▶ _Task instructions_: Every line that holds "PABLO" should be shown.

^^^^^^^^

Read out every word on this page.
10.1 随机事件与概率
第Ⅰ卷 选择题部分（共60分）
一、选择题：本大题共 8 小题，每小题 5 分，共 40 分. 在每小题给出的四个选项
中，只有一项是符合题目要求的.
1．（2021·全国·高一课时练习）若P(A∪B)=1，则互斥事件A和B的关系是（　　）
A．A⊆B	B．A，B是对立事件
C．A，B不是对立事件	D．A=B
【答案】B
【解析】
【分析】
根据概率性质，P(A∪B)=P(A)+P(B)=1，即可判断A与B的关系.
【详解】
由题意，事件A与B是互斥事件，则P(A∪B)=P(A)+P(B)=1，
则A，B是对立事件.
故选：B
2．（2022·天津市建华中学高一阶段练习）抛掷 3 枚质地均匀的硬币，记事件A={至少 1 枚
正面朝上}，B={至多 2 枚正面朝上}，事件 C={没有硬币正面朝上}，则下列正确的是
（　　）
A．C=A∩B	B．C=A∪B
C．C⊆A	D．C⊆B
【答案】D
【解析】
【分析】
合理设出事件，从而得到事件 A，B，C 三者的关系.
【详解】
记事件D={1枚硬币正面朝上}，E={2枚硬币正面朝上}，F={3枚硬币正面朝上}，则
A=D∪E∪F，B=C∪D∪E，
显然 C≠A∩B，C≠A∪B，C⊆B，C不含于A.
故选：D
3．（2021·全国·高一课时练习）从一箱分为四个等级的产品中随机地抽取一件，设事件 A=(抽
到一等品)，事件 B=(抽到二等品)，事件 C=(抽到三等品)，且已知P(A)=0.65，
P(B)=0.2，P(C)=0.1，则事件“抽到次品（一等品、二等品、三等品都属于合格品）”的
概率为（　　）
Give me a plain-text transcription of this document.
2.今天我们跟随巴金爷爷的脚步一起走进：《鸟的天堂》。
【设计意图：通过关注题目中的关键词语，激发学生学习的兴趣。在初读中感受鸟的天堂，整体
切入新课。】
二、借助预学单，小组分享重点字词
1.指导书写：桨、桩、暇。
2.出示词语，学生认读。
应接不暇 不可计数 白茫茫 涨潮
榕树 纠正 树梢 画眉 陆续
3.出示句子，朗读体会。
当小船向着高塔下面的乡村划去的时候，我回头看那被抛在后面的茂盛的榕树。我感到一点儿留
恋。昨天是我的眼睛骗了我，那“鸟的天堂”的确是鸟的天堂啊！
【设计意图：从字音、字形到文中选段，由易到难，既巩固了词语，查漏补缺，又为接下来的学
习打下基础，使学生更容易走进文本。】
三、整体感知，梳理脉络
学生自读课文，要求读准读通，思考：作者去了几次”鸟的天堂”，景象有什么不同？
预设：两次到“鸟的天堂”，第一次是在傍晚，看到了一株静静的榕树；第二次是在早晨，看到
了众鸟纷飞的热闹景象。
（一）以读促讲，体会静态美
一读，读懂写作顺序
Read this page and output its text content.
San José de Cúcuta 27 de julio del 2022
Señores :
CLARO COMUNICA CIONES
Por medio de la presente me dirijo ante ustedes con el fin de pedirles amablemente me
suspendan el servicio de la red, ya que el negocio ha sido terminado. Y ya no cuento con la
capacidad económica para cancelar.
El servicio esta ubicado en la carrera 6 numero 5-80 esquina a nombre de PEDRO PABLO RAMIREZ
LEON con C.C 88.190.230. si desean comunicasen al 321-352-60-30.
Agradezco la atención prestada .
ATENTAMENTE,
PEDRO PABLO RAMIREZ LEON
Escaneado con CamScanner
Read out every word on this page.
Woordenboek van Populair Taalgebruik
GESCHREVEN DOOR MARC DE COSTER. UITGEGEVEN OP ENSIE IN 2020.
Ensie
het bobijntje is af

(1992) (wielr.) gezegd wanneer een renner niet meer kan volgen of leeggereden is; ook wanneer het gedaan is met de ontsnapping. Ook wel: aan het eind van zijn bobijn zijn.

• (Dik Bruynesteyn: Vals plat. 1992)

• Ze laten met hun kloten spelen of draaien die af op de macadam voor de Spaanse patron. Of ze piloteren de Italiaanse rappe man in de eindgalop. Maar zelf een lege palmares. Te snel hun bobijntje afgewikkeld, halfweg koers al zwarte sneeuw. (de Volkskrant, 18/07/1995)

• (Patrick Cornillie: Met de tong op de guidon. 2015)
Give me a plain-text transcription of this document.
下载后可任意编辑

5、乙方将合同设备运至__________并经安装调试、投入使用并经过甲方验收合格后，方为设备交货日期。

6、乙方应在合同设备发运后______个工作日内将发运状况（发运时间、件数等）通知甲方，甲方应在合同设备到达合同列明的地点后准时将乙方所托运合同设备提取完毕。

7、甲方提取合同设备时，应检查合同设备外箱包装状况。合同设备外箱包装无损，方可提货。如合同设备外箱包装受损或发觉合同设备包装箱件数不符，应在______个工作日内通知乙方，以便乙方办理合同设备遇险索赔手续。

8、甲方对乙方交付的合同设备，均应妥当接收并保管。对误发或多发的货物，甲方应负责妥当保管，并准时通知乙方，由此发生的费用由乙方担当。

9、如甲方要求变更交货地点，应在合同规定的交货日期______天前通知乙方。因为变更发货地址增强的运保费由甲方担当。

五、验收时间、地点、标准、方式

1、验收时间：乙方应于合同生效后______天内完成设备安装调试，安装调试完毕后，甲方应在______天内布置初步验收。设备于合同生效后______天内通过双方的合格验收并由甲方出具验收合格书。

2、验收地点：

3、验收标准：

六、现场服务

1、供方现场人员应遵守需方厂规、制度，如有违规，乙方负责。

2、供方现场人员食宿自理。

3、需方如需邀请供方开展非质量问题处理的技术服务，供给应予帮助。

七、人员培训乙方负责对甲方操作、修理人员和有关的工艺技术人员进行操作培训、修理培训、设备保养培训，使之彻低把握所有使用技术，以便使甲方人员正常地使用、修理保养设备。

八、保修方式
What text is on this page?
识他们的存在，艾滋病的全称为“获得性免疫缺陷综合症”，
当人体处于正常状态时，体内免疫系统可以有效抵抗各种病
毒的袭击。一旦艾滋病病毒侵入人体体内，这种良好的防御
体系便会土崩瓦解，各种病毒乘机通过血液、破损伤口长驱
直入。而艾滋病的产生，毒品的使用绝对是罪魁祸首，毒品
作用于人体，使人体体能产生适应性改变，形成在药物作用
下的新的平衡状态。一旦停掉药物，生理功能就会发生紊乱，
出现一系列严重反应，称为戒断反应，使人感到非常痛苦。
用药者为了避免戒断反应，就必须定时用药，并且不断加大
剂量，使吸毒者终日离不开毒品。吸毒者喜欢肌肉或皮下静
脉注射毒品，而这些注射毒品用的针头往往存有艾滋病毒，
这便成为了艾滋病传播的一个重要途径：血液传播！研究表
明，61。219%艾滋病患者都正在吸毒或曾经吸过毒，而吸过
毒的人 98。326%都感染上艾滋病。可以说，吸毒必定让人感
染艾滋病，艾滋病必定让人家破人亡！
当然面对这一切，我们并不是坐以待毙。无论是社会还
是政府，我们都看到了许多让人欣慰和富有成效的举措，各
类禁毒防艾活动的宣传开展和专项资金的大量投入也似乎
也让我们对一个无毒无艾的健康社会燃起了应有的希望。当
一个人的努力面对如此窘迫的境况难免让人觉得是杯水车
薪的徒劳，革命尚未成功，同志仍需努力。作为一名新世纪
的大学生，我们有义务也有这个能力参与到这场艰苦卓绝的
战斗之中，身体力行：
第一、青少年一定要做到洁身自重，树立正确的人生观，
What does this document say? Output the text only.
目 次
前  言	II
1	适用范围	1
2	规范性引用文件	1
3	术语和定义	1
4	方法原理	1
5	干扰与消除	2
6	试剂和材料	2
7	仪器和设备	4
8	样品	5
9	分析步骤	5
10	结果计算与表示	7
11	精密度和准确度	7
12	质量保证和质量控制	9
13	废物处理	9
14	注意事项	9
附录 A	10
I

^^^^^^^^

▶ _Reply_:
El servicio esta ubicado en la carrera 6 numero 5-80 esquina a nombre de PEDRO PABLO RAMIREZ
PEDRO PABLO RAMIREZ LEON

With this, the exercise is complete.